WHAT IS BEING ASKED: All of the entries need to be written out again, exactly as they are.

INPUT FOR THIS TASK:
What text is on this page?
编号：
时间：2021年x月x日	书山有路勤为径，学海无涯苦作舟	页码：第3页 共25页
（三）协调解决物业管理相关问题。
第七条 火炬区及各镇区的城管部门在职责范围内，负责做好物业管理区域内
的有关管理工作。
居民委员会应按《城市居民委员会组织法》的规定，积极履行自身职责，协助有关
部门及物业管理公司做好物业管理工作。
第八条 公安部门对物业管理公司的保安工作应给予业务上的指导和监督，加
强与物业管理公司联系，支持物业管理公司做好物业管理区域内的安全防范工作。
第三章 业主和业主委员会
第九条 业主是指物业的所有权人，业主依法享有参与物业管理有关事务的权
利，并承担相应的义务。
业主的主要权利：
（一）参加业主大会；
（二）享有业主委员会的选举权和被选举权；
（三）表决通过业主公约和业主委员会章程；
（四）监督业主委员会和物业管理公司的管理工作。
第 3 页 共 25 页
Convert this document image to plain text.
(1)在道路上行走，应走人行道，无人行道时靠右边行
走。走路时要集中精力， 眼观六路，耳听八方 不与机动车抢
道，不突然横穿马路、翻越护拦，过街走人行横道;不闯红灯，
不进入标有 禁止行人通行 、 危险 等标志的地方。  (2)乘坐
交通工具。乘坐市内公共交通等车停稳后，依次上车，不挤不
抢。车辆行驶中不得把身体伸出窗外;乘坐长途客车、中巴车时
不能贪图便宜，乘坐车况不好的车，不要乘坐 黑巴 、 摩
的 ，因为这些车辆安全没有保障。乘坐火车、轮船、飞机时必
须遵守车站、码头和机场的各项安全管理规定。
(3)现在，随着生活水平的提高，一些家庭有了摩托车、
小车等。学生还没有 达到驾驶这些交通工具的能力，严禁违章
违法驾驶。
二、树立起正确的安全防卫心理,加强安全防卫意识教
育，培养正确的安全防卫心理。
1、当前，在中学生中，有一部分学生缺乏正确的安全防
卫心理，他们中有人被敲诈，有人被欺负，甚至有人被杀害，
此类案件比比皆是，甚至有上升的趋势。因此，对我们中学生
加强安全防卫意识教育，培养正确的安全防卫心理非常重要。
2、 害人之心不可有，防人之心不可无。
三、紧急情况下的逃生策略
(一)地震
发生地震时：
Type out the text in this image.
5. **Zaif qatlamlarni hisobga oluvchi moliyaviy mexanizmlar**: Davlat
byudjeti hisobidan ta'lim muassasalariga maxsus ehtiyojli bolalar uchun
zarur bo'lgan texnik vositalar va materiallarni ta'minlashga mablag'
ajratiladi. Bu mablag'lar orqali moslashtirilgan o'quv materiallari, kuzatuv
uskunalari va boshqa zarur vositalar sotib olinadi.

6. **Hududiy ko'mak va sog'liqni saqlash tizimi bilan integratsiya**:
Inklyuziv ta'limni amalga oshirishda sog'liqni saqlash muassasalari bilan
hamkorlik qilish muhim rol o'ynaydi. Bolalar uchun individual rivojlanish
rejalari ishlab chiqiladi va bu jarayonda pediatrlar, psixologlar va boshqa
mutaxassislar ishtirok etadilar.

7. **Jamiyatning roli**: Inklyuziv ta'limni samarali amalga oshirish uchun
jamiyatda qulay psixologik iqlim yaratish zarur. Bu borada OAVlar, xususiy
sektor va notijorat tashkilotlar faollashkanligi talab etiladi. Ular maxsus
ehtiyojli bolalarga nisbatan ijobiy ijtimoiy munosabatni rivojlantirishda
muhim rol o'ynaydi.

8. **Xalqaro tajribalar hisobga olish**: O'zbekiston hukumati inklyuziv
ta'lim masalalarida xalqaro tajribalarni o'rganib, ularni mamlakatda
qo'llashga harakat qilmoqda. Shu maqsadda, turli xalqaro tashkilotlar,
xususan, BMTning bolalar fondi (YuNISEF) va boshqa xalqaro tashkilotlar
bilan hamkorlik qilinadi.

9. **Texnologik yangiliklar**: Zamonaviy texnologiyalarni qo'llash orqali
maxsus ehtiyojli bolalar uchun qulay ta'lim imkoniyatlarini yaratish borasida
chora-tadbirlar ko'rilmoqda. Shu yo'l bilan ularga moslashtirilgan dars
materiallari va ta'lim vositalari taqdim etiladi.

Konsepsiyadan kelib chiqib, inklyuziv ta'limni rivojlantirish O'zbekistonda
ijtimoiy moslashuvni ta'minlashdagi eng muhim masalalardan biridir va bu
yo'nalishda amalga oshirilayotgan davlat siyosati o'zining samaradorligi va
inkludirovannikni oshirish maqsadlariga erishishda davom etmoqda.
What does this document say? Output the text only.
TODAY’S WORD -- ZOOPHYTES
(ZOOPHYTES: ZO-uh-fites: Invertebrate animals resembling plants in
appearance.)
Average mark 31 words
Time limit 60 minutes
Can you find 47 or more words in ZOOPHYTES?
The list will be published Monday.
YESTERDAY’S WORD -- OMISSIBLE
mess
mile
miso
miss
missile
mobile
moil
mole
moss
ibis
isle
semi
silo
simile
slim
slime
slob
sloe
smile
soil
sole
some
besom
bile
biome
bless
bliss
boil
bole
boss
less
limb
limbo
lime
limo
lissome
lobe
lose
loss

TASK SOLUTION:
What text is on this page?
编号：
时间：2021年x月x日	书山有路勤为径，学海无涯苦作舟	页码：第3页 共25页
（三）协调解决物业管理相关问题。
第七条 火炬区及各镇区的城管部门在职责范围内，负责做好物业管理区域内
的有关管理工作。
居民委员会应按《城市居民委员会组织法》的规定，积极履行自身职责，协助有关
部门及物业管理公司做好物业管理工作。
第八条 公安部门对物业管理公司的保安工作应给予业务上的指导和监督，加
强与物业管理公司联系，支持物业管理公司做好物业管理区域内的安全防范工作。
第三章 业主和业主委员会
第九条 业主是指物业的所有权人，业主依法享有参与物业管理有关事务的权
利，并承担相应的义务。
业主的主要权利：
（一）参加业主大会；
（二）享有业主委员会的选举权和被选举权；
（三）表决通过业主公约和业主委员会章程；
（四）监督业主委员会和物业管理公司的管理工作。
第 3 页 共 25 页
Convert this document image to plain text.
(1)在道路上行走，应走人行道，无人行道时靠右边行
走。走路时要集中精力， 眼观六路，耳听八方 不与机动车抢
道，不突然横穿马路、翻越护拦，过街走人行横道;不闯红灯，
不进入标有 禁止行人通行 、 危险 等标志的地方。  (2)乘坐
交通工具。乘坐市内公共交通等车停稳后，依次上车，不挤不
抢。车辆行驶中不得把身体伸出窗外;乘坐长途客车、中巴车时
不能贪图便宜，乘坐车况不好的车，不要乘坐 黑巴 、 摩
的 ，因为这些车辆安全没有保障。乘坐火车、轮船、飞机时必
须遵守车站、码头和机场的各项安全管理规定。
(3)现在，随着生活水平的提高，一些家庭有了摩托车、
小车等。学生还没有 达到驾驶这些交通工具的能力，严禁违章
违法驾驶。
二、树立起正确的安全防卫心理,加强安全防卫意识教
育，培养正确的安全防卫心理。
1、当前，在中学生中，有一部分学生缺乏正确的安全防
卫心理，他们中有人被敲诈，有人被欺负，甚至有人被杀害，
此类案件比比皆是，甚至有上升的趋势。因此，对我们中学生
加强安全防卫意识教育，培养正确的安全防卫心理非常重要。
2、 害人之心不可有，防人之心不可无。
三、紧急情况下的逃生策略
(一)地震
发生地震时：
Type out the text in this image.
5. **Zaif qatlamlarni hisobga oluvchi moliyaviy mexanizmlar**: Davlat
byudjeti hisobidan ta'lim muassasalariga maxsus ehtiyojli bolalar uchun
zarur bo'lgan texnik vositalar va materiallarni ta'minlashga mablag'
ajratiladi. Bu mablag'lar orqali moslashtirilgan o'quv materiallari, kuzatuv
uskunalari va boshqa zarur vositalar sotib olinadi.

6. **Hududiy ko'mak va sog'liqni saqlash tizimi bilan integratsiya**:
Inklyuziv ta'limni amalga oshirishda sog'liqni saqlash muassasalari bilan
hamkorlik qilish muhim rol o'ynaydi. Bolalar uchun individual rivojlanish
rejalari ishlab chiqiladi va bu jarayonda pediatrlar, psixologlar va boshqa
mutaxassislar ishtirok etadilar.

7. **Jamiyatning roli**: Inklyuziv ta'limni samarali amalga oshirish uchun
jamiyatda qulay psixologik iqlim yaratish zarur. Bu borada OAVlar, xususiy
sektor va notijorat tashkilotlar faollashkanligi talab etiladi. Ular maxsus
ehtiyojli bolalarga nisbatan ijobiy ijtimoiy munosabatni rivojlantirishda
muhim rol o'ynaydi.

8. **Xalqaro tajribalar hisobga olish**: O'zbekiston hukumati inklyuziv
ta'lim masalalarida xalqaro tajribalarni o'rganib, ularni mamlakatda
qo'llashga harakat qilmoqda. Shu maqsadda, turli xalqaro tashkilotlar,
xususan, BMTning bolalar fondi (YuNISEF) va boshqa xalqaro tashkilotlar
bilan hamkorlik qilinadi.

9. **Texnologik yangiliklar**: Zamonaviy texnologiyalarni qo'llash orqali
maxsus ehtiyojli bolalar uchun qulay ta'lim imkoniyatlarini yaratish borasida
chora-tadbirlar ko'rilmoqda. Shu yo'l bilan ularga moslashtirilgan dars
materiallari va ta'lim vositalari taqdim etiladi.

Konsepsiyadan kelib chiqib, inklyuziv ta'limni rivojlantirish O'zbekistonda
ijtimoiy moslashuvni ta'minlashdagi eng muhim masalalardan biridir va bu
yo'nalishda amalga oshirilayotgan davlat siyosati o'zining samaradorligi va
inkludirovannikni oshirish maqsadlariga erishishda davom etmoqda.
What does this document say? Output the text only.
TODAY’S WORD -- ZOOPHYTES
(ZOOPHYTES: ZO-uh-fites: Invertebrate animals resembling plants in
appearance.)
Average mark 31 words
Time limit 60 minutes
Can you find 47 or more words in ZOOPHYTES?
The list will be published Monday.
YESTERDAY’S WORD -- OMISSIBLE
mess
mile
miso
miss
missile
mobile
moil
mole
moss
ibis
isle
semi
silo
simile
slim
slime
slob
sloe
smile
soil
sole
some
besom
bile
biome
bless
bliss
boil
bole
boss
less
limb
limbo
lime
limo
lissome
lobe
lose
loss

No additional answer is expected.